* Questions on the material:
**1)** Summarize the mailing list post proposing an openEHR attic in two sentences.
**2)** Carry on the mailing list post about an openEHR attic from its final sentence.

* Text:
2013-03-25 Thread Erik Sundvall
Hi!

Apache as something called The Apache Attic for unmaintained old projects
in order to keep the code/assets somewhere, see
http://attic.apache.org/Perhaps we could simply have an openEHR attic
project at github where each
unmaintained previous project gets a sub-directory-tree.

Would creating an attic be an OK plan?

I am cross-posting this suggestion to the openehr-implementers mailing list
where we can continue the discussion and qualified members could cast a
formal vote as described on...
http://www.openehr.org/programs/software/governance
...and...
http://www.apache.org/foundation/voting.html

If no major objections or counter-proposals are seen within a week from
now I'll assume lazy consensus and create an Attic project.

I think an attic is where things like the liu_knowledge_tools could go
for example. Future web-policies at universities and other places are not
always guaranteed to maintain old URLs and content.

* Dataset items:
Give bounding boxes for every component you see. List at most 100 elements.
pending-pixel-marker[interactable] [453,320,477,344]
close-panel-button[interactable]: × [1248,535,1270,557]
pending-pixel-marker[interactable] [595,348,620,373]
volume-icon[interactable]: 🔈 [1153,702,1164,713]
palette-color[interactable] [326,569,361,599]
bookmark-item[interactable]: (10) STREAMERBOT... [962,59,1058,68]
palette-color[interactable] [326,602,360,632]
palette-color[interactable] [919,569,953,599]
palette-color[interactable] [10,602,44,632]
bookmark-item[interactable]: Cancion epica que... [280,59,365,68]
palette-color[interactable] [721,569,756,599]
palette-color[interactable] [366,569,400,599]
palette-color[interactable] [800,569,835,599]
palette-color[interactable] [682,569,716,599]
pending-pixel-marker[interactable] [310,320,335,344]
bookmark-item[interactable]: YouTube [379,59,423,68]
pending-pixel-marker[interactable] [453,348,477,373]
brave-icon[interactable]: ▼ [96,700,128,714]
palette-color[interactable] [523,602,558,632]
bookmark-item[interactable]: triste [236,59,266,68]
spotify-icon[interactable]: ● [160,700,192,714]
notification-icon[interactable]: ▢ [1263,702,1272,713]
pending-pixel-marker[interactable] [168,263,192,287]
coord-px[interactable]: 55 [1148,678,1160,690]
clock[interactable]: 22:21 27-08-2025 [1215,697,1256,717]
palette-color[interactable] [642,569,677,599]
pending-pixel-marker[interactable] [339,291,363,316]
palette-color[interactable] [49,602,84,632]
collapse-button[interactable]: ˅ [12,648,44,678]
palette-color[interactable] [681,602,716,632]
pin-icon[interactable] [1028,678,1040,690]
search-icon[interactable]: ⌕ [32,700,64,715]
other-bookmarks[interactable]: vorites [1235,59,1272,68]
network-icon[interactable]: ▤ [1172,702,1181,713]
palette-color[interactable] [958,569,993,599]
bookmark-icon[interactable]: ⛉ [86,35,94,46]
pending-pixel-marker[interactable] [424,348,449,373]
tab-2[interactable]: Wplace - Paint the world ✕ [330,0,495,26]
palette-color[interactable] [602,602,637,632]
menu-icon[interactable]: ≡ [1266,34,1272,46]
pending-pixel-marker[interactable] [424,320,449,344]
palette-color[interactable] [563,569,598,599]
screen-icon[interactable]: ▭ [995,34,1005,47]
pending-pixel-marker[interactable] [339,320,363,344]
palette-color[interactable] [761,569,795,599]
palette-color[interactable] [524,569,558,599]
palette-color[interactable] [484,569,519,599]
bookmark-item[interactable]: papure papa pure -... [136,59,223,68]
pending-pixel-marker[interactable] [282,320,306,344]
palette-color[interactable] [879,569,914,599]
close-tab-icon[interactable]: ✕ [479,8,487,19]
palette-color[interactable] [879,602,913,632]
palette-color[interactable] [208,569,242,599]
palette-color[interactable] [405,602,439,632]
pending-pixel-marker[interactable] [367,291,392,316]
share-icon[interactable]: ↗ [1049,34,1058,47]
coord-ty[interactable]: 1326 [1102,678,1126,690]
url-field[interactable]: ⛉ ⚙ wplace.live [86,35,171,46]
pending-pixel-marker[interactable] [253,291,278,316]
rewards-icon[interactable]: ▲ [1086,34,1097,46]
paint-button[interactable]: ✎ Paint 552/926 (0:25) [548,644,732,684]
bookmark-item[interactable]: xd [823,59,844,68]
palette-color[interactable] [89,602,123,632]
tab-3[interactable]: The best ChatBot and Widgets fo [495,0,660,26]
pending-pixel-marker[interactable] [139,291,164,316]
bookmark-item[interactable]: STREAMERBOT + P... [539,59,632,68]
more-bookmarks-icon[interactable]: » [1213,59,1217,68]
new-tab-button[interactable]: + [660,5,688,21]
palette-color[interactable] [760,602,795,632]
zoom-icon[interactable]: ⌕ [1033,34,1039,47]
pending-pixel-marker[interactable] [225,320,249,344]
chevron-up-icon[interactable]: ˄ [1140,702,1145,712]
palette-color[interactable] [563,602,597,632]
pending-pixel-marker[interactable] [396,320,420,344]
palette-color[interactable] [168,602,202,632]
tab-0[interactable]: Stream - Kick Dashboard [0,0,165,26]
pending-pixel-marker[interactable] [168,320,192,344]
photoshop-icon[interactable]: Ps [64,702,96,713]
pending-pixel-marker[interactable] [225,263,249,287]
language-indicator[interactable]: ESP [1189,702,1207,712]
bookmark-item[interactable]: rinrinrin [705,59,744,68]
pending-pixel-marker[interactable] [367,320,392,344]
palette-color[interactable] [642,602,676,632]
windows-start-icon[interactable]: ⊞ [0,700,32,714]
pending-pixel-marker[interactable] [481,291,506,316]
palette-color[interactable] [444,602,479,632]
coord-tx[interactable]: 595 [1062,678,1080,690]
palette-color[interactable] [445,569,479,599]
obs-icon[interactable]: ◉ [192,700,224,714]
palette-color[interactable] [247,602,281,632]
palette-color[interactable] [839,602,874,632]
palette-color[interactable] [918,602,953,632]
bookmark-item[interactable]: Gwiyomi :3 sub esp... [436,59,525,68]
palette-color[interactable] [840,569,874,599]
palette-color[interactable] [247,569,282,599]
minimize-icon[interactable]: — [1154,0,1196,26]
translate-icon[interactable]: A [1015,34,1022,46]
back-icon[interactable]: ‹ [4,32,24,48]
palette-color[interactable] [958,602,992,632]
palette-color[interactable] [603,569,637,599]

* Answers to this exercise:
**1)** The post proposes an openEHR attic project on GitHub, similar to the Apache Attic, where each unmaintained previous project would get its own sub-directory tree. The suggestion is cross-posted to the openehr-implementers mailing list for discussion and a possible formal vote, and if no major objections or counter-proposals appear within a week, lazy consensus will be assumed and the Attic project created.

**2)**
Best regards,
Erik Sundvall
erik.sundvall at liu.se http://www.imt.liu.se/~erisu/  Tel: +46-13-286733



On Fri, Mar 22, 2013 at 12:13 AM, Thomas Beale 
thomas.beale at oceaninformatics.com wrote:


 The last of what I think are the active Subversion repositories on the old
 openEHR.org server has been converted to GitHub now (the Archetype Editor).
 Repositories which appear to be inactive but could be converted if anyone
 wants:

- liu_knowledge_tools (Linkoping has a more recent version of this
AFAIK)
- the original 'knowledge' repository containing a lot of old NHS
archetypes
- knowledge_tools_java - not sure about this one.
- ref_impl_python

 For those who have links, checkouts or other pointers to any openEHR SVN
 repositories, please now refer to the Github openEHR 
 repositorieshttps://github.com/openEHR
 .

 Any questions like 'where did xxx go?', feel free to post them here.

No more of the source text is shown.